--- Start ---

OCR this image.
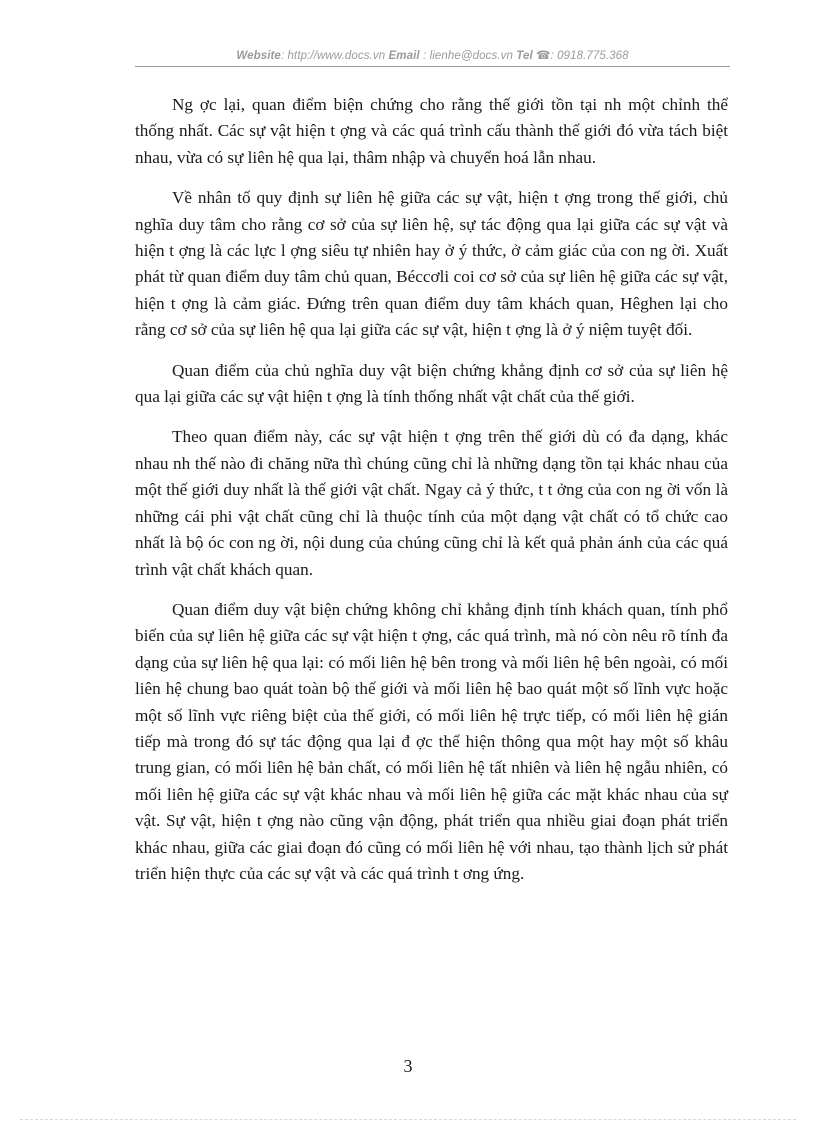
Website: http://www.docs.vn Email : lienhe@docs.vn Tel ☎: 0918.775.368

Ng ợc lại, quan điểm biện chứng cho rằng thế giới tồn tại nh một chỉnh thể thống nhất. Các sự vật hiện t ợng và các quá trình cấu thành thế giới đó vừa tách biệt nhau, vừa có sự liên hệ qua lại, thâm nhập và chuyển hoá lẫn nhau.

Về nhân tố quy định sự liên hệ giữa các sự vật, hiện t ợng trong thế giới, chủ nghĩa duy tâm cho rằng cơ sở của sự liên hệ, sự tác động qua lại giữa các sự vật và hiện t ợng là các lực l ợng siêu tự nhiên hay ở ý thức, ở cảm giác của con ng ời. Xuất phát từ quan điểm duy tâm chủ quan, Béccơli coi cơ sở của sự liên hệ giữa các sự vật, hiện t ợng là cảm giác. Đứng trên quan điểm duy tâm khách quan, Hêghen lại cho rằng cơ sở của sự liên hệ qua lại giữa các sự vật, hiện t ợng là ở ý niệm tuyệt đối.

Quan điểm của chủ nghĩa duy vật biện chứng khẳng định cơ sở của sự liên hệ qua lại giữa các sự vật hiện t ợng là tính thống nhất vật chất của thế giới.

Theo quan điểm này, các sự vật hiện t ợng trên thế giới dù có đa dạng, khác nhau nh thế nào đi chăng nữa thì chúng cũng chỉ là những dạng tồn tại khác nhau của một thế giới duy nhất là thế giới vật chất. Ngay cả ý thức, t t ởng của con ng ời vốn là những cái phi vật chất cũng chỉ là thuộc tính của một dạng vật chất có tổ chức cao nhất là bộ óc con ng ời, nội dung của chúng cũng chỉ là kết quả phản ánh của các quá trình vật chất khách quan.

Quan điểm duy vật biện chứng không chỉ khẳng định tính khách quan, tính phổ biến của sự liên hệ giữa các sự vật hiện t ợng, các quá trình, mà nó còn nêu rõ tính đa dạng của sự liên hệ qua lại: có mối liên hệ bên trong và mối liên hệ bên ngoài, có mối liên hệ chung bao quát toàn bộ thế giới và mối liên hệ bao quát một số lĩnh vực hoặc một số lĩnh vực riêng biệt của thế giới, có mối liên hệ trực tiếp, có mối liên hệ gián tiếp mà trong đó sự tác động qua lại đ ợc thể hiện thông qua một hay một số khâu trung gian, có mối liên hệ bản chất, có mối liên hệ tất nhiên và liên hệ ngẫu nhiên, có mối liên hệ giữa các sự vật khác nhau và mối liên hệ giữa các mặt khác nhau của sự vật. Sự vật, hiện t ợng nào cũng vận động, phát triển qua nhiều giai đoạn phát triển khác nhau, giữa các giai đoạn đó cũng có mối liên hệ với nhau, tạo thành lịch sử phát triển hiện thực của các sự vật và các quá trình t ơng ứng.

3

--- End ---
--- Start ---

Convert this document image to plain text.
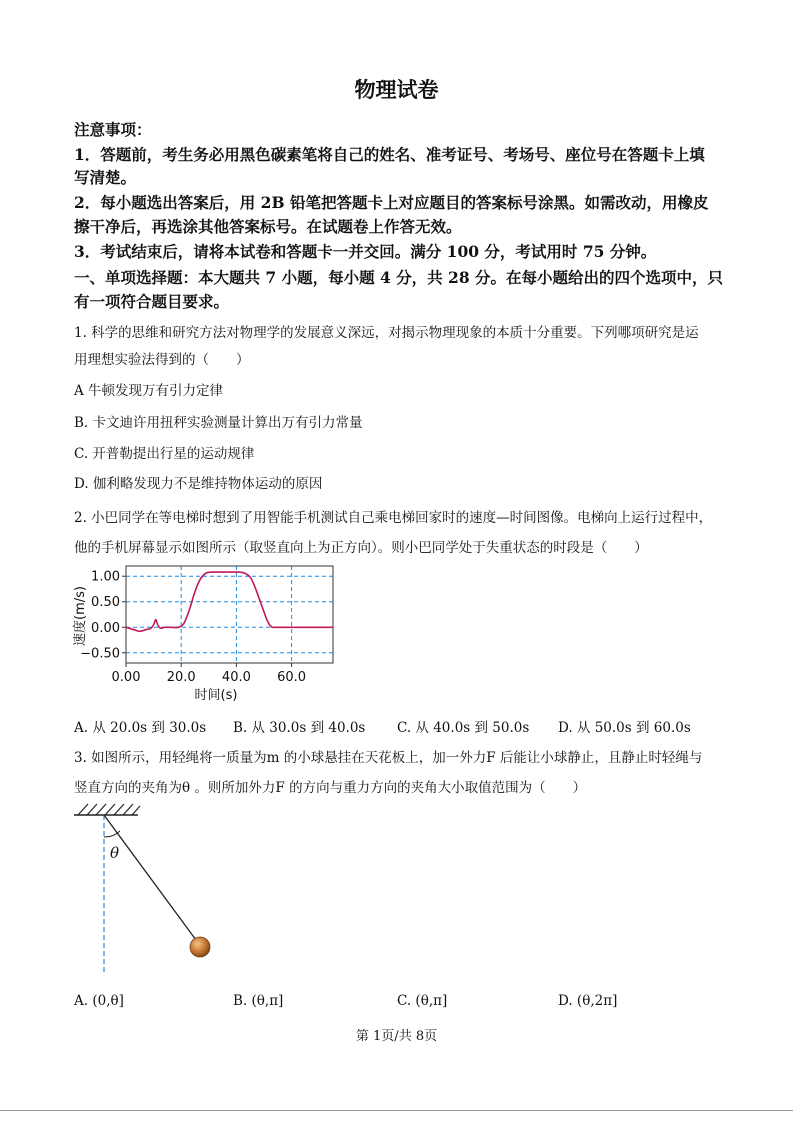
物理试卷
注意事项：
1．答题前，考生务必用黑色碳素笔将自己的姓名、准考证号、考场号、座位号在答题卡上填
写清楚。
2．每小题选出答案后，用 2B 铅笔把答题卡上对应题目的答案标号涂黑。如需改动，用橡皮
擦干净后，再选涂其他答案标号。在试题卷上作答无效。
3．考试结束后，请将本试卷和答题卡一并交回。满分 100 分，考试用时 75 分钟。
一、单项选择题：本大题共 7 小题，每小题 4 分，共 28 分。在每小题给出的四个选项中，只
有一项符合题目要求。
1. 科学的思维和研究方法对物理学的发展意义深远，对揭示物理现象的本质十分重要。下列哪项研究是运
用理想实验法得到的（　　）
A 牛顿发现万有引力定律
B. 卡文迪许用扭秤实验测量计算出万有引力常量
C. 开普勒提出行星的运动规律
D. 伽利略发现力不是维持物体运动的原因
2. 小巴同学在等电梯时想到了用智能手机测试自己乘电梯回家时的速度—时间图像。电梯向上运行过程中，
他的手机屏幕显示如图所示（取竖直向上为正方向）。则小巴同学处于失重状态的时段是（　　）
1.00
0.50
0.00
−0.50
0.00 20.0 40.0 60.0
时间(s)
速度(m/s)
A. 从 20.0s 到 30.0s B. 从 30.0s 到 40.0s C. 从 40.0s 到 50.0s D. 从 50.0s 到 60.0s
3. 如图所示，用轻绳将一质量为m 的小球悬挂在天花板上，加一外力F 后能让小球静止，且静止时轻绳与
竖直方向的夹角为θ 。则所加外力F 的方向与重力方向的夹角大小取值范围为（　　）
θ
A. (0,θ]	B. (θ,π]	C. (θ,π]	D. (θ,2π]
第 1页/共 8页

--- End ---
--- Start ---

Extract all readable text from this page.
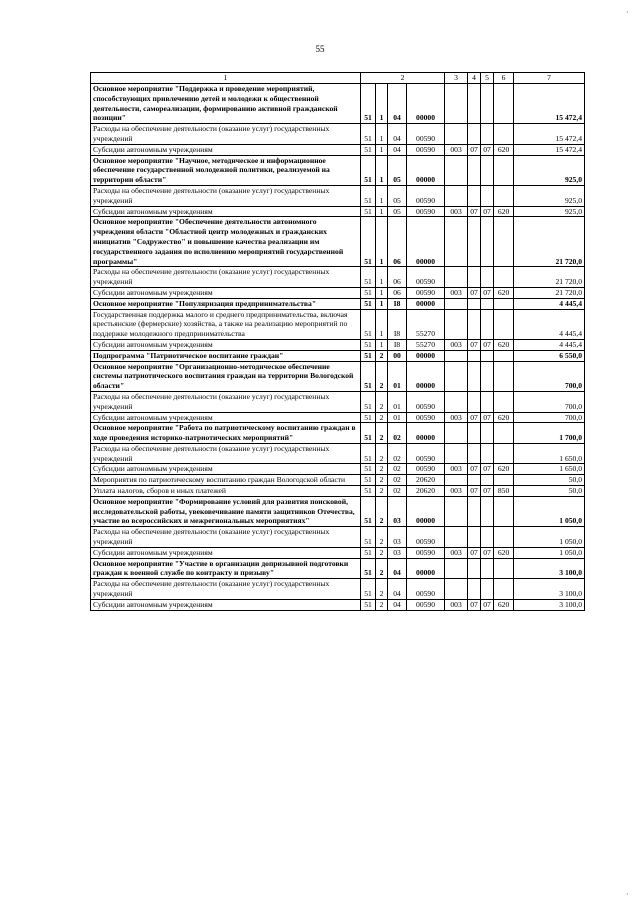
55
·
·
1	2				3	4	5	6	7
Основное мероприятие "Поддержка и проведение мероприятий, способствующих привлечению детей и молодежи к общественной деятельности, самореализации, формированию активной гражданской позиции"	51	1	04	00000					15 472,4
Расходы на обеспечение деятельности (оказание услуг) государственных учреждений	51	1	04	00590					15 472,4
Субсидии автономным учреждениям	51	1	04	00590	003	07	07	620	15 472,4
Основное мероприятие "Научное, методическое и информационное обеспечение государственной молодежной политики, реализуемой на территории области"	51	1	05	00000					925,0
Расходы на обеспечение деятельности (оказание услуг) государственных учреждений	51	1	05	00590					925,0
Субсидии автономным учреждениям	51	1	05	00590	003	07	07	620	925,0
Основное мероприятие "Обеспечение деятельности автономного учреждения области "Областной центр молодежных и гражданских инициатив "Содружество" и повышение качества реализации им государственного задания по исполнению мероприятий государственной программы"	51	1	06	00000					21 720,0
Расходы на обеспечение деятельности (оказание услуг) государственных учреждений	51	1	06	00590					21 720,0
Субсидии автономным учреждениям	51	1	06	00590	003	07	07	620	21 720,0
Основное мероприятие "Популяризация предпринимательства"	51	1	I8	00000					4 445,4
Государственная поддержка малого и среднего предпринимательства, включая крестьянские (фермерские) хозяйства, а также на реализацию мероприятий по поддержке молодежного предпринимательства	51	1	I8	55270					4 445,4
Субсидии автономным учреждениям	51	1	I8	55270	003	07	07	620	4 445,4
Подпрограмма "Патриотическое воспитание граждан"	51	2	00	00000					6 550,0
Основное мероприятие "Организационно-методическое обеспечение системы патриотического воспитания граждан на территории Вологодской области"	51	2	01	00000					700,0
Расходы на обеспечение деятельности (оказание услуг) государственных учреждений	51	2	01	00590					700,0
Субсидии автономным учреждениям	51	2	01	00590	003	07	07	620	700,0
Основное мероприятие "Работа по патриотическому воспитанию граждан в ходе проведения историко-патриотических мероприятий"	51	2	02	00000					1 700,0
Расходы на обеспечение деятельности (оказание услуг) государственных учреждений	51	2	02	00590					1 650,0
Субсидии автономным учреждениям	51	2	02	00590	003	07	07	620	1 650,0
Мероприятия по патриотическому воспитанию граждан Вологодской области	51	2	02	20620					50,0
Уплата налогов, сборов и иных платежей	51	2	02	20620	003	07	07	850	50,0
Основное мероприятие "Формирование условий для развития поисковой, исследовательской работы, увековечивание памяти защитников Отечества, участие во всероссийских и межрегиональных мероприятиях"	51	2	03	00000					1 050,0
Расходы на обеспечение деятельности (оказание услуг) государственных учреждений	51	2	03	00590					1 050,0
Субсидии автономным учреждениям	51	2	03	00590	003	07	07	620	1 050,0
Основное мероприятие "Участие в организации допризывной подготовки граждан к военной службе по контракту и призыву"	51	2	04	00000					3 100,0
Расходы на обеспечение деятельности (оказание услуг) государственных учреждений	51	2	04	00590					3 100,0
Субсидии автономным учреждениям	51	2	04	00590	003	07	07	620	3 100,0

--- End ---

YOUR GOAL ->
Within the listing, how many lines hold the word "патриотическому"? Only the number is to be given.

REPLY ->
2